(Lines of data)
--------------------

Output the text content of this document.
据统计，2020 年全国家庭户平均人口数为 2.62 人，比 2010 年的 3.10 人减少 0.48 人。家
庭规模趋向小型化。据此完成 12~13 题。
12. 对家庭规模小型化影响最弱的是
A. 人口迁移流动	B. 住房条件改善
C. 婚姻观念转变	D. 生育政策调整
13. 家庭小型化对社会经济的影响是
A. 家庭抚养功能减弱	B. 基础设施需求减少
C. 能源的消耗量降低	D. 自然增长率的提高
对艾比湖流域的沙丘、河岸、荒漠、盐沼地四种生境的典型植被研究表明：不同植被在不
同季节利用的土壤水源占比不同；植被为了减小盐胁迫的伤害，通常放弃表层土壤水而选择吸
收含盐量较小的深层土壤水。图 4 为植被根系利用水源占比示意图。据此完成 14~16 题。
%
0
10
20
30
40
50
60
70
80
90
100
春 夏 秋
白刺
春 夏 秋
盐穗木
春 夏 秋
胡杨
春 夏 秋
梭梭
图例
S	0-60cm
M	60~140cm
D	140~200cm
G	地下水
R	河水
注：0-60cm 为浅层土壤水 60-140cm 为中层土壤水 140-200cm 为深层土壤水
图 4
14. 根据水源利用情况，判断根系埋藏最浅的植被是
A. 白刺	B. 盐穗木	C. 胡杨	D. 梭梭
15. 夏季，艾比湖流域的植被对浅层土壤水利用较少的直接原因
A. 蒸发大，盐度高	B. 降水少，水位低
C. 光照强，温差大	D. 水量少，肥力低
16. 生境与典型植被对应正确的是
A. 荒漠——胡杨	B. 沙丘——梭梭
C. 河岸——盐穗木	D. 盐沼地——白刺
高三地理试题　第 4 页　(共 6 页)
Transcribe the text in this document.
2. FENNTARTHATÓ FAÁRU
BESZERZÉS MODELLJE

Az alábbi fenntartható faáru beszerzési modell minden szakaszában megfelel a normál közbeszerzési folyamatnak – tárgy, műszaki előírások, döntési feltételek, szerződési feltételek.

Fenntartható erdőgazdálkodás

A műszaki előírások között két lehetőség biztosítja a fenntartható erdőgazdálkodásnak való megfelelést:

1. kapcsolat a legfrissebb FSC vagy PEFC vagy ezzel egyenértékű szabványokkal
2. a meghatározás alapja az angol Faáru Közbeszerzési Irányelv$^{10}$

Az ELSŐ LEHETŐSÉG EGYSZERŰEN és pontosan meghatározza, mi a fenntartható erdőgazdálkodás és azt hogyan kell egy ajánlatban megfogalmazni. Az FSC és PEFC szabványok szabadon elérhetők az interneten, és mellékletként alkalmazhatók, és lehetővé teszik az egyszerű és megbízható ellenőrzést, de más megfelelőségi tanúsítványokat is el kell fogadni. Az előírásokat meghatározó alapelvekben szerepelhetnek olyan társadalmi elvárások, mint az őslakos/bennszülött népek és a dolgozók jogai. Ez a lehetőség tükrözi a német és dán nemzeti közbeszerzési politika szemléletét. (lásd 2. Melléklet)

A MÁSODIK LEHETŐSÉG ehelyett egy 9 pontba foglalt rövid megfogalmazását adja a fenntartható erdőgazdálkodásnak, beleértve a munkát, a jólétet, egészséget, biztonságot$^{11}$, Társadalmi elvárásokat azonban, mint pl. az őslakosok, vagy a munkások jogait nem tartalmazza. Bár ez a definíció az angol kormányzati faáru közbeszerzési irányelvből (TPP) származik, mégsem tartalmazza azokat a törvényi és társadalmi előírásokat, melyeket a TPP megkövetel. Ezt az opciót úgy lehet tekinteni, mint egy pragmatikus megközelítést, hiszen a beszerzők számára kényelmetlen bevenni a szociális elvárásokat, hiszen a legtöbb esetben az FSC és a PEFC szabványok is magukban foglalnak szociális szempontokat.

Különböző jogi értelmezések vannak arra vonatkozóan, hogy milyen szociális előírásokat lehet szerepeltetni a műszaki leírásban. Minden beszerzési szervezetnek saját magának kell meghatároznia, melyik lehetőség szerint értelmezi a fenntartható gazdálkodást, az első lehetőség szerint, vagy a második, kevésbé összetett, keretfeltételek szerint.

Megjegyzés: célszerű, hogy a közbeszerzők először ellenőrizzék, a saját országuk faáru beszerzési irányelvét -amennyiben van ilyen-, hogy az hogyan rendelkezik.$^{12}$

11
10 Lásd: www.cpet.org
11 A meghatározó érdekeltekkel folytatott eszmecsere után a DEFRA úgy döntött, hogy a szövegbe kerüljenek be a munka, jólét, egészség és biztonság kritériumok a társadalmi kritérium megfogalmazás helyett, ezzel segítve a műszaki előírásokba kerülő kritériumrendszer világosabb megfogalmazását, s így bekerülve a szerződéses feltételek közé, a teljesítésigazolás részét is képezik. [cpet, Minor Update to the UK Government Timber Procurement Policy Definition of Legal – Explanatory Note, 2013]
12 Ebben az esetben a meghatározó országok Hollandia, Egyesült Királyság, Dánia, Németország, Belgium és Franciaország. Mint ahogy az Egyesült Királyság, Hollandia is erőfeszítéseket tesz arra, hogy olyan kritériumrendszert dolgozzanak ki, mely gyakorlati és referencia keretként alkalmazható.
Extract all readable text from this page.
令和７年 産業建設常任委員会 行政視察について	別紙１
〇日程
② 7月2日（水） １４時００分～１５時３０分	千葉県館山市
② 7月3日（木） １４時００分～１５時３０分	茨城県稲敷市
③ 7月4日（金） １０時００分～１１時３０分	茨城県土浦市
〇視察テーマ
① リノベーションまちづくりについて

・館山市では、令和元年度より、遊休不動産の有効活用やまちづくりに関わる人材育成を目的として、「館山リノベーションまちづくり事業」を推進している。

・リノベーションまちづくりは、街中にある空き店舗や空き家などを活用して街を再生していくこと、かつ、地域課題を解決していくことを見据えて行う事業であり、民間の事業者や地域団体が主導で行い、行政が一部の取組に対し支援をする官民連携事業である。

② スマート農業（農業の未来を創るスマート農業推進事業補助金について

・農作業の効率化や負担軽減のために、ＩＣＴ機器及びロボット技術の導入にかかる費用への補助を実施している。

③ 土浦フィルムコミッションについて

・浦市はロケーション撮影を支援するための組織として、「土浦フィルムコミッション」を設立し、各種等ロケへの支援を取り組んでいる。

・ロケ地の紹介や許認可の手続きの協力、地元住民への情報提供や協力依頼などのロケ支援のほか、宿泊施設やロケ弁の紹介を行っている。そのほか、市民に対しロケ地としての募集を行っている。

--------------------

• Task
Repeat the records above exactly as they appear.

• Solution to this exercise
Output the text content of this document.
据统计，2020 年全国家庭户平均人口数为 2.62 人，比 2010 年的 3.10 人减少 0.48 人。家
庭规模趋向小型化。据此完成 12~13 题。
12. 对家庭规模小型化影响最弱的是
A. 人口迁移流动	B. 住房条件改善
C. 婚姻观念转变	D. 生育政策调整
13. 家庭小型化对社会经济的影响是
A. 家庭抚养功能减弱	B. 基础设施需求减少
C. 能源的消耗量降低	D. 自然增长率的提高
对艾比湖流域的沙丘、河岸、荒漠、盐沼地四种生境的典型植被研究表明：不同植被在不
同季节利用的土壤水源占比不同；植被为了减小盐胁迫的伤害，通常放弃表层土壤水而选择吸
收含盐量较小的深层土壤水。图 4 为植被根系利用水源占比示意图。据此完成 14~16 题。
%
0
10
20
30
40
50
60
70
80
90
100
春 夏 秋
白刺
春 夏 秋
盐穗木
春 夏 秋
胡杨
春 夏 秋
梭梭
图例
S	0-60cm
M	60~140cm
D	140~200cm
G	地下水
R	河水
注：0-60cm 为浅层土壤水 60-140cm 为中层土壤水 140-200cm 为深层土壤水
图 4
14. 根据水源利用情况，判断根系埋藏最浅的植被是
A. 白刺	B. 盐穗木	C. 胡杨	D. 梭梭
15. 夏季，艾比湖流域的植被对浅层土壤水利用较少的直接原因
A. 蒸发大，盐度高	B. 降水少，水位低
C. 光照强，温差大	D. 水量少，肥力低
16. 生境与典型植被对应正确的是
A. 荒漠——胡杨	B. 沙丘——梭梭
C. 河岸——盐穗木	D. 盐沼地——白刺
高三地理试题　第 4 页　(共 6 页)
Transcribe the text in this document.
2. FENNTARTHATÓ FAÁRU
BESZERZÉS MODELLJE

Az alábbi fenntartható faáru beszerzési modell minden szakaszában megfelel a normál közbeszerzési folyamatnak – tárgy, műszaki előírások, döntési feltételek, szerződési feltételek.

Fenntartható erdőgazdálkodás

A műszaki előírások között két lehetőség biztosítja a fenntartható erdőgazdálkodásnak való megfelelést:

1. kapcsolat a legfrissebb FSC vagy PEFC vagy ezzel egyenértékű szabványokkal
2. a meghatározás alapja az angol Faáru Közbeszerzési Irányelv$^{10}$

Az ELSŐ LEHETŐSÉG EGYSZERŰEN és pontosan meghatározza, mi a fenntartható erdőgazdálkodás és azt hogyan kell egy ajánlatban megfogalmazni. Az FSC és PEFC szabványok szabadon elérhetők az interneten, és mellékletként alkalmazhatók, és lehetővé teszik az egyszerű és megbízható ellenőrzést, de más megfelelőségi tanúsítványokat is el kell fogadni. Az előírásokat meghatározó alapelvekben szerepelhetnek olyan társadalmi elvárások, mint az őslakos/bennszülött népek és a dolgozók jogai. Ez a lehetőség tükrözi a német és dán nemzeti közbeszerzési politika szemléletét. (lásd 2. Melléklet)

A MÁSODIK LEHETŐSÉG ehelyett egy 9 pontba foglalt rövid megfogalmazását adja a fenntartható erdőgazdálkodásnak, beleértve a munkát, a jólétet, egészséget, biztonságot$^{11}$, Társadalmi elvárásokat azonban, mint pl. az őslakosok, vagy a munkások jogait nem tartalmazza. Bár ez a definíció az angol kormányzati faáru közbeszerzési irányelvből (TPP) származik, mégsem tartalmazza azokat a törvényi és társadalmi előírásokat, melyeket a TPP megkövetel. Ezt az opciót úgy lehet tekinteni, mint egy pragmatikus megközelítést, hiszen a beszerzők számára kényelmetlen bevenni a szociális elvárásokat, hiszen a legtöbb esetben az FSC és a PEFC szabványok is magukban foglalnak szociális szempontokat.

Különböző jogi értelmezések vannak arra vonatkozóan, hogy milyen szociális előírásokat lehet szerepeltetni a műszaki leírásban. Minden beszerzési szervezetnek saját magának kell meghatároznia, melyik lehetőség szerint értelmezi a fenntartható gazdálkodást, az első lehetőség szerint, vagy a második, kevésbé összetett, keretfeltételek szerint.

Megjegyzés: célszerű, hogy a közbeszerzők először ellenőrizzék, a saját országuk faáru beszerzési irányelvét -amennyiben van ilyen-, hogy az hogyan rendelkezik.$^{12}$

11
10 Lásd: www.cpet.org
11 A meghatározó érdekeltekkel folytatott eszmecsere után a DEFRA úgy döntött, hogy a szövegbe kerüljenek be a munka, jólét, egészség és biztonság kritériumok a társadalmi kritérium megfogalmazás helyett, ezzel segítve a műszaki előírásokba kerülő kritériumrendszer világosabb megfogalmazását, s így bekerülve a szerződéses feltételek közé, a teljesítésigazolás részét is képezik. [cpet, Minor Update to the UK Government Timber Procurement Policy Definition of Legal – Explanatory Note, 2013]
12 Ebben az esetben a meghatározó országok Hollandia, Egyesült Királyság, Dánia, Németország, Belgium és Franciaország. Mint ahogy az Egyesült Királyság, Hollandia is erőfeszítéseket tesz arra, hogy olyan kritériumrendszert dolgozzanak ki, mely gyakorlati és referencia keretként alkalmazható.
Extract all readable text from this page.
令和７年 産業建設常任委員会 行政視察について	別紙１
〇日程
② 7月2日（水） １４時００分～１５時３０分	千葉県館山市
② 7月3日（木） １４時００分～１５時３０分	茨城県稲敷市
③ 7月4日（金） １０時００分～１１時３０分	茨城県土浦市
〇視察テーマ
① リノベーションまちづくりについて

・館山市では、令和元年度より、遊休不動産の有効活用やまちづくりに関わる人材育成を目的として、「館山リノベーションまちづくり事業」を推進している。

・リノベーションまちづくりは、街中にある空き店舗や空き家などを活用して街を再生していくこと、かつ、地域課題を解決していくことを見据えて行う事業であり、民間の事業者や地域団体が主導で行い、行政が一部の取組に対し支援をする官民連携事業である。

② スマート農業（農業の未来を創るスマート農業推進事業補助金について

・農作業の効率化や負担軽減のために、ＩＣＴ機器及びロボット技術の導入にかかる費用への補助を実施している。

③ 土浦フィルムコミッションについて

・浦市はロケーション撮影を支援するための組織として、「土浦フィルムコミッション」を設立し、各種等ロケへの支援を取り組んでいる。

・ロケ地の紹介や許認可の手続きの協力、地元住民への情報提供や協力依頼などのロケ支援のほか、宿泊施設やロケ弁の紹介を行っている。そのほか、市民に対しロケ地としての募集を行っている。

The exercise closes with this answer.